What to do:
Copy out the complete listing, word for word.

⁂

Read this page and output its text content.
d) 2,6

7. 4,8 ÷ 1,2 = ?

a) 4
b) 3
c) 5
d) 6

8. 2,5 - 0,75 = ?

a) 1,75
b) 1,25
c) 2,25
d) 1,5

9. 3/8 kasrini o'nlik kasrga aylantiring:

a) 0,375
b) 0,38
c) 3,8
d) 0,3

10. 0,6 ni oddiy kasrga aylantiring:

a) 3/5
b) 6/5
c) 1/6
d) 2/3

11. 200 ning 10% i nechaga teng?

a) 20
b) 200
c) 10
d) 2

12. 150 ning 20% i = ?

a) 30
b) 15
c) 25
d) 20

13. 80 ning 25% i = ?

⁂

Answer:
Read this page and output its text content.
d) 2,6

7. 4,8 ÷ 1,2 = ?

a) 4
b) 3
c) 5
d) 6

8. 2,5 - 0,75 = ?

a) 1,75
b) 1,25
c) 2,25
d) 1,5

9. 3/8 kasrini o'nlik kasrga aylantiring:

a) 0,375
b) 0,38
c) 3,8
d) 0,3

10. 0,6 ni oddiy kasrga aylantiring:

a) 3/5
b) 6/5
c) 1/6
d) 2/3

11. 200 ning 10% i nechaga teng?

a) 20
b) 200
c) 10
d) 2

12. 150 ning 20% i = ?

a) 30
b) 15
c) 25
d) 20

13. 80 ning 25% i = ?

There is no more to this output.